**THE PROBLEM:**
Copy out the data below verbatim.

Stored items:

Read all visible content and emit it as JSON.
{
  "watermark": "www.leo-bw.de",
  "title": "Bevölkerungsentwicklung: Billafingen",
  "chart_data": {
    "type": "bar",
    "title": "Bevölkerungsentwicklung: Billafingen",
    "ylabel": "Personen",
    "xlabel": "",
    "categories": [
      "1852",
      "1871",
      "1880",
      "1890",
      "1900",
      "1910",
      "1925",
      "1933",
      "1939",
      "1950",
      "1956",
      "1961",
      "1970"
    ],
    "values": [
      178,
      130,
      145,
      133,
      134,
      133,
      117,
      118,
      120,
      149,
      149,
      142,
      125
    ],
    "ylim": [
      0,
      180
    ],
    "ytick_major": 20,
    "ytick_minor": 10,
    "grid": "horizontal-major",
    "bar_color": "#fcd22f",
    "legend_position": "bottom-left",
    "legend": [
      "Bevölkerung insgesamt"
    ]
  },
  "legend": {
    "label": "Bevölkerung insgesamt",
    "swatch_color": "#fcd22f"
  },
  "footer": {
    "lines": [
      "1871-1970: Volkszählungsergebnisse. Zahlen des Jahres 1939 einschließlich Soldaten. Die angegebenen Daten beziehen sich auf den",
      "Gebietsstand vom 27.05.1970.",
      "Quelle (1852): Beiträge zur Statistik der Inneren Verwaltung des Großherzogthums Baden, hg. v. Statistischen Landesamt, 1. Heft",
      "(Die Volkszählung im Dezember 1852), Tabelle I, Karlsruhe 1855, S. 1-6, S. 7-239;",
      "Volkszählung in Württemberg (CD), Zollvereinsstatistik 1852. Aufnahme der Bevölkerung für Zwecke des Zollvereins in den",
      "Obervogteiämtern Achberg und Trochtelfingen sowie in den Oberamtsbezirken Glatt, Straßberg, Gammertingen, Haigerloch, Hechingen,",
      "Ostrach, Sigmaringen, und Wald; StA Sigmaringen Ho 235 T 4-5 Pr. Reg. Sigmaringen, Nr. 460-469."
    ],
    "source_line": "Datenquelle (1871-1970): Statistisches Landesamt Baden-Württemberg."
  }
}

**EXPECTED ANSWER:**
Read all visible content and emit it as JSON.
{
  "watermark": "www.leo-bw.de",
  "title": "Bevölkerungsentwicklung: Billafingen",
  "chart_data": {
    "type": "bar",
    "title": "Bevölkerungsentwicklung: Billafingen",
    "ylabel": "Personen",
    "xlabel": "",
    "categories": [
      "1852",
      "1871",
      "1880",
      "1890",
      "1900",
      "1910",
      "1925",
      "1933",
      "1939",
      "1950",
      "1956",
      "1961",
      "1970"
    ],
    "values": [
      178,
      130,
      145,
      133,
      134,
      133,
      117,
      118,
      120,
      149,
      149,
      142,
      125
    ],
    "ylim": [
      0,
      180
    ],
    "ytick_major": 20,
    "ytick_minor": 10,
    "grid": "horizontal-major",
    "bar_color": "#fcd22f",
    "legend_position": "bottom-left",
    "legend": [
      "Bevölkerung insgesamt"
    ]
  },
  "legend": {
    "label": "Bevölkerung insgesamt",
    "swatch_color": "#fcd22f"
  },
  "footer": {
    "lines": [
      "1871-1970: Volkszählungsergebnisse. Zahlen des Jahres 1939 einschließlich Soldaten. Die angegebenen Daten beziehen sich auf den",
      "Gebietsstand vom 27.05.1970.",
      "Quelle (1852): Beiträge zur Statistik der Inneren Verwaltung des Großherzogthums Baden, hg. v. Statistischen Landesamt, 1. Heft",
      "(Die Volkszählung im Dezember 1852), Tabelle I, Karlsruhe 1855, S. 1-6, S. 7-239;",
      "Volkszählung in Württemberg (CD), Zollvereinsstatistik 1852. Aufnahme der Bevölkerung für Zwecke des Zollvereins in den",
      "Obervogteiämtern Achberg und Trochtelfingen sowie in den Oberamtsbezirken Glatt, Straßberg, Gammertingen, Haigerloch, Hechingen,",
      "Ostrach, Sigmaringen, und Wald; StA Sigmaringen Ho 235 T 4-5 Pr. Reg. Sigmaringen, Nr. 460-469."
    ],
    "source_line": "Datenquelle (1871-1970): Statistisches Landesamt Baden-Württemberg."
  }
}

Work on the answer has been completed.